## The request
Copy out each line exactly; pictures stay out of the copy.
* START *
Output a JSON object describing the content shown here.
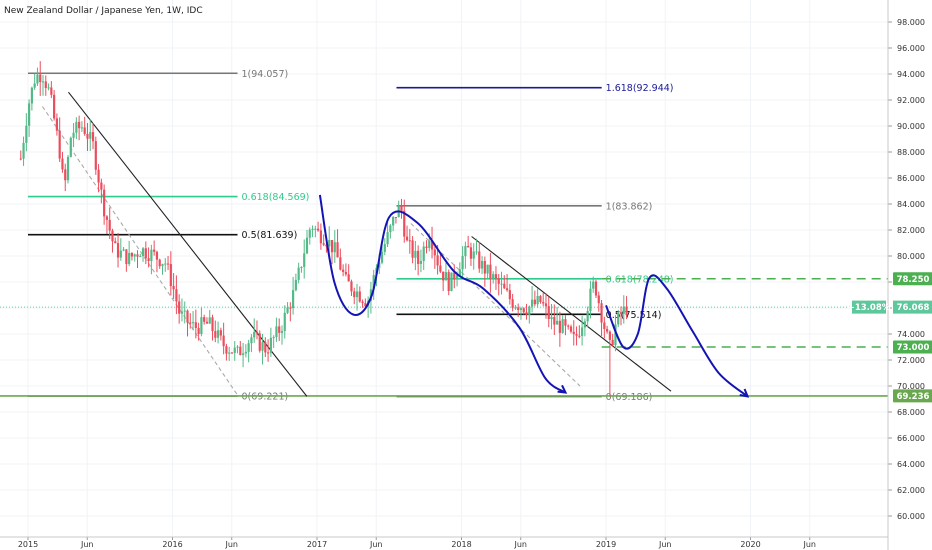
{
  "chart_data": {
    "type": "candlestick",
    "title": "New Zealand Dollar / Japanese Yen, 1W, IDC",
    "ylim": [
      59,
      99.2
    ],
    "y_ticks": [
      "98.000",
      "96.000",
      "94.000",
      "92.000",
      "90.000",
      "88.000",
      "86.000",
      "84.000",
      "82.000",
      "80.000",
      "78.000",
      "76.000",
      "74.000",
      "72.000",
      "70.000",
      "68.000",
      "66.000",
      "64.000",
      "62.000",
      "60.000"
    ],
    "x_range": [
      2014.95,
      2020.95
    ],
    "x_ticks": [
      {
        "label": "2015",
        "x": 2015.0
      },
      {
        "label": "Jun",
        "x": 2015.41
      },
      {
        "label": "2016",
        "x": 2016.0
      },
      {
        "label": "Jun",
        "x": 2016.41
      },
      {
        "label": "2017",
        "x": 2017.0
      },
      {
        "label": "Jun",
        "x": 2017.41
      },
      {
        "label": "2018",
        "x": 2018.0
      },
      {
        "label": "Jun",
        "x": 2018.41
      },
      {
        "label": "2019",
        "x": 2019.0
      },
      {
        "label": "Jun",
        "x": 2019.41
      },
      {
        "label": "2020",
        "x": 2020.0
      },
      {
        "label": "Jun",
        "x": 2020.41
      }
    ],
    "price_path": [
      [
        2014.95,
        87.5
      ],
      [
        2015.0,
        91.5
      ],
      [
        2015.05,
        93.8
      ],
      [
        2015.1,
        94.05
      ],
      [
        2015.15,
        92.5
      ],
      [
        2015.22,
        88.0
      ],
      [
        2015.25,
        85.0
      ],
      [
        2015.3,
        89.5
      ],
      [
        2015.38,
        90.0
      ],
      [
        2015.45,
        88.5
      ],
      [
        2015.52,
        84.0
      ],
      [
        2015.6,
        80.5
      ],
      [
        2015.7,
        79.8
      ],
      [
        2015.78,
        80.5
      ],
      [
        2015.85,
        80.2
      ],
      [
        2015.95,
        79.5
      ],
      [
        2016.0,
        77.8
      ],
      [
        2016.05,
        75.5
      ],
      [
        2016.15,
        74.5
      ],
      [
        2016.25,
        74.8
      ],
      [
        2016.35,
        73.2
      ],
      [
        2016.45,
        72.5
      ],
      [
        2016.55,
        73.8
      ],
      [
        2016.65,
        72.8
      ],
      [
        2016.75,
        74.5
      ],
      [
        2016.85,
        77.5
      ],
      [
        2016.92,
        80.8
      ],
      [
        2016.96,
        82.5
      ],
      [
        2017.0,
        81.8
      ],
      [
        2017.05,
        81.5
      ],
      [
        2017.12,
        80.5
      ],
      [
        2017.2,
        78.0
      ],
      [
        2017.28,
        77.2
      ],
      [
        2017.35,
        76.5
      ],
      [
        2017.42,
        79.5
      ],
      [
        2017.5,
        81.8
      ],
      [
        2017.55,
        83.4
      ],
      [
        2017.58,
        83.8
      ],
      [
        2017.62,
        81.0
      ],
      [
        2017.7,
        79.5
      ],
      [
        2017.78,
        81.8
      ],
      [
        2017.85,
        79.0
      ],
      [
        2017.92,
        77.8
      ],
      [
        2018.0,
        79.8
      ],
      [
        2018.05,
        80.5
      ],
      [
        2018.12,
        79.5
      ],
      [
        2018.2,
        78.5
      ],
      [
        2018.28,
        77.5
      ],
      [
        2018.35,
        76.5
      ],
      [
        2018.45,
        76.0
      ],
      [
        2018.55,
        76.5
      ],
      [
        2018.62,
        75.0
      ],
      [
        2018.7,
        74.5
      ],
      [
        2018.78,
        73.5
      ],
      [
        2018.82,
        74.5
      ],
      [
        2018.88,
        76.5
      ],
      [
        2018.92,
        78.0
      ],
      [
        2018.96,
        76.0
      ],
      [
        2019.0,
        74.0
      ],
      [
        2019.03,
        72.8
      ],
      [
        2019.06,
        74.5
      ],
      [
        2019.1,
        75.5
      ],
      [
        2019.15,
        76.068
      ]
    ],
    "min_spike": {
      "x": 2019.02,
      "low": 69.186
    },
    "current_price": {
      "value": 76.068,
      "change_label": "−13.08%",
      "value_label": "76.068"
    },
    "fib_sets": [
      {
        "x1": 2015.0,
        "x2": 2016.45,
        "levels": [
          {
            "ratio_label": "1(94.057)",
            "value": 94.057,
            "color": "#777777"
          },
          {
            "ratio_label": "0.618(84.569)",
            "value": 84.569,
            "color": "#2ecc8b"
          },
          {
            "ratio_label": "0.5(81.639)",
            "value": 81.639,
            "color": "#111111"
          },
          {
            "ratio_label": "0(69.221)",
            "value": 69.221,
            "color": "#777777"
          }
        ]
      },
      {
        "x1": 2017.55,
        "x2": 2018.97,
        "levels": [
          {
            "ratio_label": "1.618(92.944)",
            "value": 92.944,
            "color": "#1a1a99"
          },
          {
            "ratio_label": "1(83.862)",
            "value": 83.862,
            "color": "#777777"
          },
          {
            "ratio_label": "0.618(78.248)",
            "value": 78.248,
            "color": "#2ecc8b"
          },
          {
            "ratio_label": "0.5(75.514)",
            "value": 75.514,
            "color": "#111111"
          },
          {
            "ratio_label": "0(69.186)",
            "value": 69.186,
            "color": "#777777"
          }
        ]
      }
    ],
    "horizontal_levels": [
      {
        "value": 78.25,
        "label": "78.250",
        "color": "#4caf50",
        "style": "dashed"
      },
      {
        "value": 73.0,
        "label": "73.000",
        "color": "#4caf50",
        "style": "dashed"
      },
      {
        "value": 69.236,
        "label": "69.236",
        "color": "#6aa84f",
        "style": "solid"
      }
    ],
    "trendlines": [
      {
        "x1": 2015.28,
        "y1": 92.6,
        "x2": 2016.93,
        "y2": 69.2,
        "color": "#222222"
      },
      {
        "x1": 2018.07,
        "y1": 81.5,
        "x2": 2019.45,
        "y2": 69.6,
        "color": "#222222"
      },
      {
        "x1": 2015.1,
        "y1": 91.5,
        "x2": 2016.45,
        "y2": 69.3,
        "color": "#aaaaaa",
        "dashed": true
      },
      {
        "x1": 2017.65,
        "y1": 82.5,
        "x2": 2018.82,
        "y2": 70.0,
        "color": "#aaaaaa",
        "dashed": true
      }
    ],
    "projection_paths": [
      {
        "points": [
          [
            2017.02,
            84.7
          ],
          [
            2017.12,
            78.0
          ],
          [
            2017.25,
            75.5
          ],
          [
            2017.38,
            77.0
          ],
          [
            2017.5,
            83.0
          ],
          [
            2017.7,
            82.5
          ],
          [
            2017.95,
            78.8
          ],
          [
            2018.15,
            77.5
          ],
          [
            2018.4,
            74.5
          ],
          [
            2018.58,
            70.6
          ],
          [
            2018.72,
            69.5
          ]
        ],
        "color": "#1414b4",
        "arrow_end": true
      },
      {
        "points": [
          [
            2019.0,
            76.2
          ],
          [
            2019.12,
            73.0
          ],
          [
            2019.22,
            74.0
          ],
          [
            2019.3,
            78.3
          ],
          [
            2019.42,
            77.5
          ],
          [
            2019.6,
            74.2
          ],
          [
            2019.78,
            71.0
          ],
          [
            2019.98,
            69.2
          ]
        ],
        "color": "#1414b4",
        "arrow_end": true
      }
    ]
  }
}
* END *
## Answer to this task
Output a JSON object describing the content shown here.
{
  "chart_data": {
    "type": "candlestick",
    "title": "New Zealand Dollar / Japanese Yen, 1W, IDC",
    "ylim": [
      59,
      99.2
    ],
    "y_ticks": [
      "98.000",
      "96.000",
      "94.000",
      "92.000",
      "90.000",
      "88.000",
      "86.000",
      "84.000",
      "82.000",
      "80.000",
      "78.000",
      "76.000",
      "74.000",
      "72.000",
      "70.000",
      "68.000",
      "66.000",
      "64.000",
      "62.000",
      "60.000"
    ],
    "x_range": [
      2014.95,
      2020.95
    ],
    "x_ticks": [
      {
        "label": "2015",
        "x": 2015.0
      },
      {
        "label": "Jun",
        "x": 2015.41
      },
      {
        "label": "2016",
        "x": 2016.0
      },
      {
        "label": "Jun",
        "x": 2016.41
      },
      {
        "label": "2017",
        "x": 2017.0
      },
      {
        "label": "Jun",
        "x": 2017.41
      },
      {
        "label": "2018",
        "x": 2018.0
      },
      {
        "label": "Jun",
        "x": 2018.41
      },
      {
        "label": "2019",
        "x": 2019.0
      },
      {
        "label": "Jun",
        "x": 2019.41
      },
      {
        "label": "2020",
        "x": 2020.0
      },
      {
        "label": "Jun",
        "x": 2020.41
      }
    ],
    "price_path": [
      [
        2014.95,
        87.5
      ],
      [
        2015.0,
        91.5
      ],
      [
        2015.05,
        93.8
      ],
      [
        2015.1,
        94.05
      ],
      [
        2015.15,
        92.5
      ],
      [
        2015.22,
        88.0
      ],
      [
        2015.25,
        85.0
      ],
      [
        2015.3,
        89.5
      ],
      [
        2015.38,
        90.0
      ],
      [
        2015.45,
        88.5
      ],
      [
        2015.52,
        84.0
      ],
      [
        2015.6,
        80.5
      ],
      [
        2015.7,
        79.8
      ],
      [
        2015.78,
        80.5
      ],
      [
        2015.85,
        80.2
      ],
      [
        2015.95,
        79.5
      ],
      [
        2016.0,
        77.8
      ],
      [
        2016.05,
        75.5
      ],
      [
        2016.15,
        74.5
      ],
      [
        2016.25,
        74.8
      ],
      [
        2016.35,
        73.2
      ],
      [
        2016.45,
        72.5
      ],
      [
        2016.55,
        73.8
      ],
      [
        2016.65,
        72.8
      ],
      [
        2016.75,
        74.5
      ],
      [
        2016.85,
        77.5
      ],
      [
        2016.92,
        80.8
      ],
      [
        2016.96,
        82.5
      ],
      [
        2017.0,
        81.8
      ],
      [
        2017.05,
        81.5
      ],
      [
        2017.12,
        80.5
      ],
      [
        2017.2,
        78.0
      ],
      [
        2017.28,
        77.2
      ],
      [
        2017.35,
        76.5
      ],
      [
        2017.42,
        79.5
      ],
      [
        2017.5,
        81.8
      ],
      [
        2017.55,
        83.4
      ],
      [
        2017.58,
        83.8
      ],
      [
        2017.62,
        81.0
      ],
      [
        2017.7,
        79.5
      ],
      [
        2017.78,
        81.8
      ],
      [
        2017.85,
        79.0
      ],
      [
        2017.92,
        77.8
      ],
      [
        2018.0,
        79.8
      ],
      [
        2018.05,
        80.5
      ],
      [
        2018.12,
        79.5
      ],
      [
        2018.2,
        78.5
      ],
      [
        2018.28,
        77.5
      ],
      [
        2018.35,
        76.5
      ],
      [
        2018.45,
        76.0
      ],
      [
        2018.55,
        76.5
      ],
      [
        2018.62,
        75.0
      ],
      [
        2018.7,
        74.5
      ],
      [
        2018.78,
        73.5
      ],
      [
        2018.82,
        74.5
      ],
      [
        2018.88,
        76.5
      ],
      [
        2018.92,
        78.0
      ],
      [
        2018.96,
        76.0
      ],
      [
        2019.0,
        74.0
      ],
      [
        2019.03,
        72.8
      ],
      [
        2019.06,
        74.5
      ],
      [
        2019.1,
        75.5
      ],
      [
        2019.15,
        76.068
      ]
    ],
    "min_spike": {
      "x": 2019.02,
      "low": 69.186
    },
    "current_price": {
      "value": 76.068,
      "change_label": "−13.08%",
      "value_label": "76.068"
    },
    "fib_sets": [
      {
        "x1": 2015.0,
        "x2": 2016.45,
        "levels": [
          {
            "ratio_label": "1(94.057)",
            "value": 94.057,
            "color": "#777777"
          },
          {
            "ratio_label": "0.618(84.569)",
            "value": 84.569,
            "color": "#2ecc8b"
          },
          {
            "ratio_label": "0.5(81.639)",
            "value": 81.639,
            "color": "#111111"
          },
          {
            "ratio_label": "0(69.221)",
            "value": 69.221,
            "color": "#777777"
          }
        ]
      },
      {
        "x1": 2017.55,
        "x2": 2018.97,
        "levels": [
          {
            "ratio_label": "1.618(92.944)",
            "value": 92.944,
            "color": "#1a1a99"
          },
          {
            "ratio_label": "1(83.862)",
            "value": 83.862,
            "color": "#777777"
          },
          {
            "ratio_label": "0.618(78.248)",
            "value": 78.248,
            "color": "#2ecc8b"
          },
          {
            "ratio_label": "0.5(75.514)",
            "value": 75.514,
            "color": "#111111"
          },
          {
            "ratio_label": "0(69.186)",
            "value": 69.186,
            "color": "#777777"
          }
        ]
      }
    ],
    "horizontal_levels": [
      {
        "value": 78.25,
        "label": "78.250",
        "color": "#4caf50",
        "style": "dashed"
      },
      {
        "value": 73.0,
        "label": "73.000",
        "color": "#4caf50",
        "style": "dashed"
      },
      {
        "value": 69.236,
        "label": "69.236",
        "color": "#6aa84f",
        "style": "solid"
      }
    ],
    "trendlines": [
      {
        "x1": 2015.28,
        "y1": 92.6,
        "x2": 2016.93,
        "y2": 69.2,
        "color": "#222222"
      },
      {
        "x1": 2018.07,
        "y1": 81.5,
        "x2": 2019.45,
        "y2": 69.6,
        "color": "#222222"
      },
      {
        "x1": 2015.1,
        "y1": 91.5,
        "x2": 2016.45,
        "y2": 69.3,
        "color": "#aaaaaa",
        "dashed": true
      },
      {
        "x1": 2017.65,
        "y1": 82.5,
        "x2": 2018.82,
        "y2": 70.0,
        "color": "#aaaaaa",
        "dashed": true
      }
    ],
    "projection_paths": [
      {
        "points": [
          [
            2017.02,
            84.7
          ],
          [
            2017.12,
            78.0
          ],
          [
            2017.25,
            75.5
          ],
          [
            2017.38,
            77.0
          ],
          [
            2017.5,
            83.0
          ],
          [
            2017.7,
            82.5
          ],
          [
            2017.95,
            78.8
          ],
          [
            2018.15,
            77.5
          ],
          [
            2018.4,
            74.5
          ],
          [
            2018.58,
            70.6
          ],
          [
            2018.72,
            69.5
          ]
        ],
        "color": "#1414b4",
        "arrow_end": true
      },
      {
        "points": [
          [
            2019.0,
            76.2
          ],
          [
            2019.12,
            73.0
          ],
          [
            2019.22,
            74.0
          ],
          [
            2019.3,
            78.3
          ],
          [
            2019.42,
            77.5
          ],
          [
            2019.6,
            74.2
          ],
          [
            2019.78,
            71.0
          ],
          [
            2019.98,
            69.2
          ]
        ],
        "color": "#1414b4",
        "arrow_end": true
      }
    ]
  }
}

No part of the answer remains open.